>> begin Data

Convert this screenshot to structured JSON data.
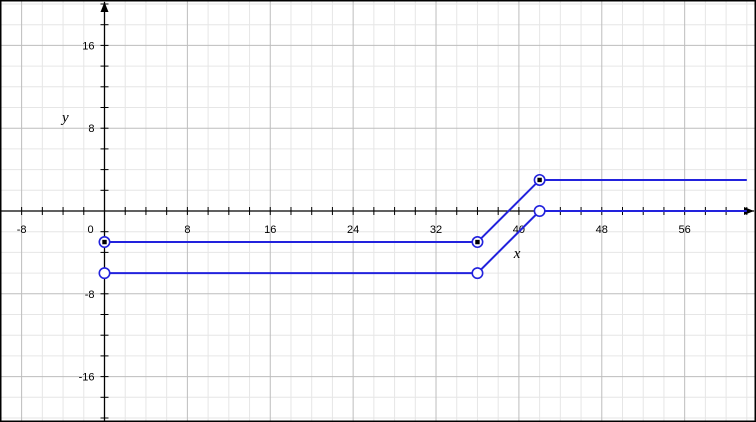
{
  "chart_data": {
    "type": "line",
    "title": "",
    "xlabel": "x",
    "ylabel": "y",
    "xlim": [
      -10,
      62
    ],
    "ylim": [
      -20,
      20
    ],
    "grid": true,
    "minor_grid_step": 2,
    "major_grid_step": 8,
    "x_tick_labels": [
      "-8",
      "0",
      "8",
      "16",
      "24",
      "32",
      "40",
      "48",
      "56"
    ],
    "y_tick_labels": [
      "16",
      "8",
      "-8",
      "-16"
    ],
    "x_tick_values": [
      -8,
      0,
      8,
      16,
      24,
      32,
      40,
      48,
      56
    ],
    "y_tick_values": [
      16,
      8,
      -8,
      -16
    ],
    "series_color": "#2222dd",
    "series": [
      {
        "x": [
          0,
          36,
          42,
          62
        ],
        "y": [
          -3,
          -3,
          3,
          3
        ],
        "markers": [
          {
            "x": 0,
            "y": -3,
            "style": "closed"
          },
          {
            "x": 36,
            "y": -3,
            "style": "closed"
          },
          {
            "x": 42,
            "y": 3,
            "style": "closed"
          }
        ]
      },
      {
        "x": [
          0,
          36,
          42,
          62
        ],
        "y": [
          -6,
          -6,
          0,
          0
        ],
        "markers": [
          {
            "x": 0,
            "y": -6,
            "style": "open"
          },
          {
            "x": 36,
            "y": -6,
            "style": "open"
          },
          {
            "x": 42,
            "y": 0,
            "style": "open"
          }
        ]
      }
    ]
  }
}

>> end Data

• **What the task requires**:
Repeat the material above verbatim, with no pictures in the output.

• **Task answer**:
Convert this screenshot to structured JSON data.
{
  "chart_data": {
    "type": "line",
    "title": "",
    "xlabel": "x",
    "ylabel": "y",
    "xlim": [
      -10,
      62
    ],
    "ylim": [
      -20,
      20
    ],
    "grid": true,
    "minor_grid_step": 2,
    "major_grid_step": 8,
    "x_tick_labels": [
      "-8",
      "0",
      "8",
      "16",
      "24",
      "32",
      "40",
      "48",
      "56"
    ],
    "y_tick_labels": [
      "16",
      "8",
      "-8",
      "-16"
    ],
    "x_tick_values": [
      -8,
      0,
      8,
      16,
      24,
      32,
      40,
      48,
      56
    ],
    "y_tick_values": [
      16,
      8,
      -8,
      -16
    ],
    "series_color": "#2222dd",
    "series": [
      {
        "x": [
          0,
          36,
          42,
          62
        ],
        "y": [
          -3,
          -3,
          3,
          3
        ],
        "markers": [
          {
            "x": 0,
            "y": -3,
            "style": "closed"
          },
          {
            "x": 36,
            "y": -3,
            "style": "closed"
          },
          {
            "x": 42,
            "y": 3,
            "style": "closed"
          }
        ]
      },
      {
        "x": [
          0,
          36,
          42,
          62
        ],
        "y": [
          -6,
          -6,
          0,
          0
        ],
        "markers": [
          {
            "x": 0,
            "y": -6,
            "style": "open"
          },
          {
            "x": 36,
            "y": -6,
            "style": "open"
          },
          {
            "x": 42,
            "y": 0,
            "style": "open"
          }
        ]
      }
    ]
  }
}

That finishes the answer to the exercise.